■ **WHAT IS REQUIRED**: Type out every line below exactly as it reads.

------ ENTRIES ------

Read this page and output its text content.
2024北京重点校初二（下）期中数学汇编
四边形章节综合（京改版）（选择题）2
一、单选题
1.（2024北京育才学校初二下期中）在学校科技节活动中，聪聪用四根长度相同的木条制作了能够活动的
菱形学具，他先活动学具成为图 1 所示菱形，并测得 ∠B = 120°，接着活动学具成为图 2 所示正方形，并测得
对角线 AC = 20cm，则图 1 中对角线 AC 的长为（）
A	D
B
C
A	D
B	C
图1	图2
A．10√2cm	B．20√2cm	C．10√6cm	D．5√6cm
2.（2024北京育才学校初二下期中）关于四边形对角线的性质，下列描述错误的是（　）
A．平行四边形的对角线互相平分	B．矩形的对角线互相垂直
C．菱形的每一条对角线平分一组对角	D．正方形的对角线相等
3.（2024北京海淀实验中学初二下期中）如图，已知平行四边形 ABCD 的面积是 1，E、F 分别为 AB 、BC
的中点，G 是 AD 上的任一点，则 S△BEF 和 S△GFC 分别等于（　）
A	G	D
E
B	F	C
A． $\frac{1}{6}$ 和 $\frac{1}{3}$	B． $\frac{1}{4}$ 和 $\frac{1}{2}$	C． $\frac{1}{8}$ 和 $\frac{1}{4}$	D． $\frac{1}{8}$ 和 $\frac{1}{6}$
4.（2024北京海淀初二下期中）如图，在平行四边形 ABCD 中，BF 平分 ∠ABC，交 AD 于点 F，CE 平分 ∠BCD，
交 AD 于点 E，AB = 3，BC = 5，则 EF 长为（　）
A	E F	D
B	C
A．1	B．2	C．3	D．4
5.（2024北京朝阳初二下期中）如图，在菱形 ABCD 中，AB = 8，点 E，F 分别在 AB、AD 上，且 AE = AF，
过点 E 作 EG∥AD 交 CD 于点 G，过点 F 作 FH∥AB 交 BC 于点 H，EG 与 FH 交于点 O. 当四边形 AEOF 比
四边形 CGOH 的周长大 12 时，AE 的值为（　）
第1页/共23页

------

■ **WRITTEN RESPONSE**:
Read this page and output its text content.
2024北京重点校初二（下）期中数学汇编
四边形章节综合（京改版）（选择题）2
一、单选题
1.（2024北京育才学校初二下期中）在学校科技节活动中，聪聪用四根长度相同的木条制作了能够活动的
菱形学具，他先活动学具成为图 1 所示菱形，并测得 ∠B = 120°，接着活动学具成为图 2 所示正方形，并测得
对角线 AC = 20cm，则图 1 中对角线 AC 的长为（）
A	D
B
C
A	D
B	C
图1	图2
A．10√2cm	B．20√2cm	C．10√6cm	D．5√6cm
2.（2024北京育才学校初二下期中）关于四边形对角线的性质，下列描述错误的是（　）
A．平行四边形的对角线互相平分	B．矩形的对角线互相垂直
C．菱形的每一条对角线平分一组对角	D．正方形的对角线相等
3.（2024北京海淀实验中学初二下期中）如图，已知平行四边形 ABCD 的面积是 1，E、F 分别为 AB 、BC
的中点，G 是 AD 上的任一点，则 S△BEF 和 S△GFC 分别等于（　）
A	G	D
E
B	F	C
A． $\frac{1}{6}$ 和 $\frac{1}{3}$	B． $\frac{1}{4}$ 和 $\frac{1}{2}$	C． $\frac{1}{8}$ 和 $\frac{1}{4}$	D． $\frac{1}{8}$ 和 $\frac{1}{6}$
4.（2024北京海淀初二下期中）如图，在平行四边形 ABCD 中，BF 平分 ∠ABC，交 AD 于点 F，CE 平分 ∠BCD，
交 AD 于点 E，AB = 3，BC = 5，则 EF 长为（　）
A	E F	D
B	C
A．1	B．2	C．3	D．4
5.（2024北京朝阳初二下期中）如图，在菱形 ABCD 中，AB = 8，点 E，F 分别在 AB、AD 上，且 AE = AF，
过点 E 作 EG∥AD 交 CD 于点 G，过点 F 作 FH∥AB 交 BC 于点 H，EG 与 FH 交于点 O. 当四边形 AEOF 比
四边形 CGOH 的周长大 12 时，AE 的值为（　）
第1页/共23页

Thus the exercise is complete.